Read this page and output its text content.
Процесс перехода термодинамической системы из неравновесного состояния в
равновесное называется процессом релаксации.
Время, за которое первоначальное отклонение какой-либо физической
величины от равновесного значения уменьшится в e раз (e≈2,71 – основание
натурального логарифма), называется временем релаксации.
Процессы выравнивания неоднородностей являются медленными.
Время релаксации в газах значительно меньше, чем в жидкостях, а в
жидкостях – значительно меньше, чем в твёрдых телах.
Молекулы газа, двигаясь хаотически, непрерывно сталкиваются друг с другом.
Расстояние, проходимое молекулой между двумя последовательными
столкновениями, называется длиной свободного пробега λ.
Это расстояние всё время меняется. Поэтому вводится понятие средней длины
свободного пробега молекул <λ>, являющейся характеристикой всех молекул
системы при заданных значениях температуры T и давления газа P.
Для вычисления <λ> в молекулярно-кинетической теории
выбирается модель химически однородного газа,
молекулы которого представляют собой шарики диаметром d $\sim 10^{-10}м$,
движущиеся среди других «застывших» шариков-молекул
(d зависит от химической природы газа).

- Goal:
Go through the listing above and work out how many lines contain the string "релаксации". Reply with the number alone.

- Completed task:
3